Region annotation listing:
* * * * * * * * *

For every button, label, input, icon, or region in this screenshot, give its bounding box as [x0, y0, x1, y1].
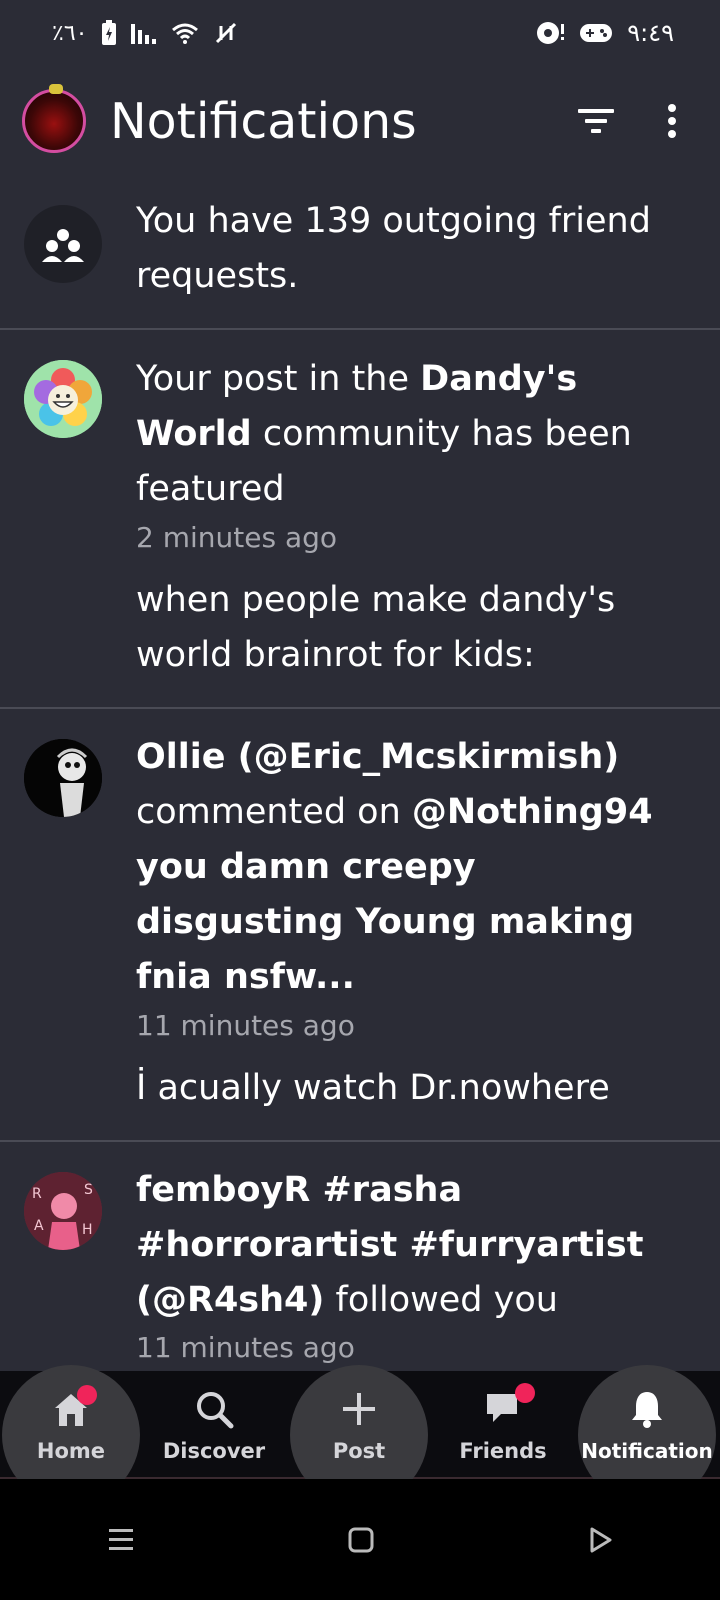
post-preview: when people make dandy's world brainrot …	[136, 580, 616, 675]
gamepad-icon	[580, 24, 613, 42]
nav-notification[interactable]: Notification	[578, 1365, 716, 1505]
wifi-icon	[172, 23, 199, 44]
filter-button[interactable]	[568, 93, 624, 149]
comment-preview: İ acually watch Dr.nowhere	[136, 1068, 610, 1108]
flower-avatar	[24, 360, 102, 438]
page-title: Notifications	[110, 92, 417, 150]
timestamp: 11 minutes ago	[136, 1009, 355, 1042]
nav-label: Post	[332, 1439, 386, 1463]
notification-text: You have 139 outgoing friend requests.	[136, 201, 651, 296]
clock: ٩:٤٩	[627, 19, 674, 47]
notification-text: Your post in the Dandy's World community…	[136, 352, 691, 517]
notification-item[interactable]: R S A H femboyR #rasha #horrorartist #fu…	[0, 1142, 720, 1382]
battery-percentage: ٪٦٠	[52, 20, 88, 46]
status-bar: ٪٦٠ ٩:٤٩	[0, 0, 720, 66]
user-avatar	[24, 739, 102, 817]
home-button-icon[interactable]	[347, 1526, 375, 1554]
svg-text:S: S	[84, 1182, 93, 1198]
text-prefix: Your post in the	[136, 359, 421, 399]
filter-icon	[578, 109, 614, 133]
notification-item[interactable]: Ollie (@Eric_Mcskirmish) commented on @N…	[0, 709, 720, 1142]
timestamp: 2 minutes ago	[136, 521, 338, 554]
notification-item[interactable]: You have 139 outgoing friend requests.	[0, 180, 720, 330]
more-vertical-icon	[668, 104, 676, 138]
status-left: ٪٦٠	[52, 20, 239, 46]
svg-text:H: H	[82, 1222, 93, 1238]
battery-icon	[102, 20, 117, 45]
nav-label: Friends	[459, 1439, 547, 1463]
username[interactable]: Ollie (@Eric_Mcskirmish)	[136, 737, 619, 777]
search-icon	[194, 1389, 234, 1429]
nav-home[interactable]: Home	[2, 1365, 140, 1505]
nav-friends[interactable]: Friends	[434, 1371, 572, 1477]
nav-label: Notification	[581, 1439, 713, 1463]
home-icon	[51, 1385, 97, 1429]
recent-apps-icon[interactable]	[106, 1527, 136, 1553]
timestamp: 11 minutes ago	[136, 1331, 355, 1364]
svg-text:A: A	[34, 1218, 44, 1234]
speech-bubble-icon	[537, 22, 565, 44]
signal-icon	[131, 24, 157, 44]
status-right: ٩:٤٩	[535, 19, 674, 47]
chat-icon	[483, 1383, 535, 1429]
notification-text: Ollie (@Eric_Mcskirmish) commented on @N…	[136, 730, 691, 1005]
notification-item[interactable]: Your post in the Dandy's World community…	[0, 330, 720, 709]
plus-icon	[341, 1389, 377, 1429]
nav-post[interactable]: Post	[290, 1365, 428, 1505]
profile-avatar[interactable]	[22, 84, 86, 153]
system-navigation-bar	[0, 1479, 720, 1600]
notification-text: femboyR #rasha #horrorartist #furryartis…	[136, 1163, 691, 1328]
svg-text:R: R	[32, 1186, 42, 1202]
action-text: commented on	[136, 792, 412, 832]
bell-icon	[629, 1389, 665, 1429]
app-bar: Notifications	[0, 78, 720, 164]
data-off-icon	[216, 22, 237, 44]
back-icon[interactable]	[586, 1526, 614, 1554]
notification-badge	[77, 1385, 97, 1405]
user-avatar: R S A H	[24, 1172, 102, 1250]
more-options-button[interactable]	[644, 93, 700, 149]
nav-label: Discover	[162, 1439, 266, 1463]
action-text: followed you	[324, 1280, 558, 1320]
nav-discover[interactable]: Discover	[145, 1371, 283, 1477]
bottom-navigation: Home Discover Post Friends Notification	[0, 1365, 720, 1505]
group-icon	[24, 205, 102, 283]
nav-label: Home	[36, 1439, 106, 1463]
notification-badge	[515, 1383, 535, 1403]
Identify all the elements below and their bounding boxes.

* * * * * * * * *

**Given exercise:**
Convert the entire listing above into a JSON list of strings with one string per line, skipping blank lines and omitting the pictures.

**Problem solution:**
[
  "For every button, label, input, icon, or region in this screenshot, give its bounding box as [x0, y0, x1, y1].",
  "post-preview: when people make dandy's world brainrot …\t[136, 580, 616, 675]",
  "gamepad-icon\t[580, 24, 613, 42]",
  "nav-notification[interactable]: Notification\t[578, 1365, 716, 1505]",
  "wifi-icon\t[172, 23, 199, 44]",
  "filter-button[interactable]\t[568, 93, 624, 149]",
  "comment-preview: İ acually watch Dr.nowhere\t[136, 1068, 610, 1108]",
  "flower-avatar\t[24, 360, 102, 438]",
  "page-title: Notifications\t[110, 92, 417, 150]",
  "timestamp: 11 minutes ago\t[136, 1009, 355, 1042]",
  "nav-label: Post\t[332, 1439, 386, 1463]",
  "notification-text: You have 139 outgoing friend requests.\t[136, 201, 651, 296]",
  "clock: ٩:٤٩\t[627, 19, 674, 47]",
  "notification-text: Your post in the Dandy's World community…\t[136, 352, 691, 517]",
  "notification-item[interactable]: R S A H femboyR #rasha #horrorartist #fu…\t[0, 1142, 720, 1382]",
  "battery-percentage: ٪٦٠\t[52, 20, 88, 46]",
  "status-bar: ٪٦٠ ٩:٤٩\t[0, 0, 720, 66]",
  "user-avatar\t[24, 739, 102, 817]",
  "home-button-icon[interactable]\t[347, 1526, 375, 1554]",
  "svg-text:S: S\t[84, 1182, 93, 1198]",
  "text-prefix: Your post in the\t[136, 359, 421, 399]",
  "filter-icon\t[578, 109, 614, 133]",
  "notification-item[interactable]: Ollie (@Eric_Mcskirmish) commented on @N…\t[0, 709, 720, 1142]",
  "timestamp: 2 minutes ago\t[136, 521, 338, 554]",
  "notification-item[interactable]: You have 139 outgoing friend requests.\t[0, 180, 720, 330]",
  "more-vertical-icon\t[668, 104, 676, 138]",
  "status-left: ٪٦٠\t[52, 20, 239, 46]",
  "svg-text:H: H\t[82, 1222, 93, 1238]",
  "battery-icon\t[102, 20, 117, 45]",
  "nav-label: Friends\t[459, 1439, 547, 1463]",
  "username[interactable]: Ollie (@Eric_Mcskirmish)\t[136, 737, 619, 777]",
  "search-icon\t[194, 1389, 234, 1429]",
  "nav-home[interactable]: Home\t[2, 1365, 140, 1505]",
  "nav-friends[interactable]: Friends\t[434, 1371, 572, 1477]",
  "nav-label: Notification\t[581, 1439, 713, 1463]",
  "home-icon\t[51, 1385, 97, 1429]",
  "recent-apps-icon[interactable]\t[106, 1527, 136, 1553]",
  "timestamp: 11 minutes ago\t[136, 1331, 355, 1364]",
  "svg-text:A: A\t[34, 1218, 44, 1234]",
  "speech-bubble-icon\t[537, 22, 565, 44]",
  "signal-icon\t[131, 24, 157, 44]",
  "status-right: ٩:٤٩\t[535, 19, 674, 47]",
  "chat-icon\t[483, 1383, 535, 1429]",
  "notification-text: Ollie (@Eric_Mcskirmish) commented on @N…\t[136, 730, 691, 1005]",
  "notification-item[interactable]: Your post in the Dandy's World community…\t[0, 330, 720, 709]",
  "plus-icon\t[341, 1389, 377, 1429]",
  "nav-post[interactable]: Post\t[290, 1365, 428, 1505]",
  "profile-avatar[interactable]\t[22, 84, 86, 153]",
  "system-navigation-bar\t[0, 1479, 720, 1600]",
  "notification-text: femboyR #rasha #horrorartist #furryartis…\t[136, 1163, 691, 1328]",
  "svg-text:R: R\t[32, 1186, 42, 1202]",
  "action-text: commented on\t[136, 792, 412, 832]",
  "bell-icon\t[629, 1389, 665, 1429]",
  "app-bar: Notifications\t[0, 78, 720, 164]",
  "data-off-icon\t[216, 22, 237, 44]",
  "back-icon[interactable]\t[586, 1526, 614, 1554]",
  "notification-badge\t[77, 1385, 97, 1405]",
  "user-avatar: R S A H\t[24, 1172, 102, 1250]",
  "more-options-button[interactable]\t[644, 93, 700, 149]",
  "nav-label: Discover\t[162, 1439, 266, 1463]",
  "action-text: followed you\t[324, 1280, 558, 1320]",
  "nav-discover[interactable]: Discover\t[145, 1371, 283, 1477]",
  "bottom-navigation: Home Discover Post Friends Notification\t[0, 1365, 720, 1505]",
  "group-icon\t[24, 205, 102, 283]",
  "nav-label: Home\t[36, 1439, 106, 1463]",
  "notification-badge\t[515, 1383, 535, 1403]",
  "Identify all the elements below and their bounding boxes."
]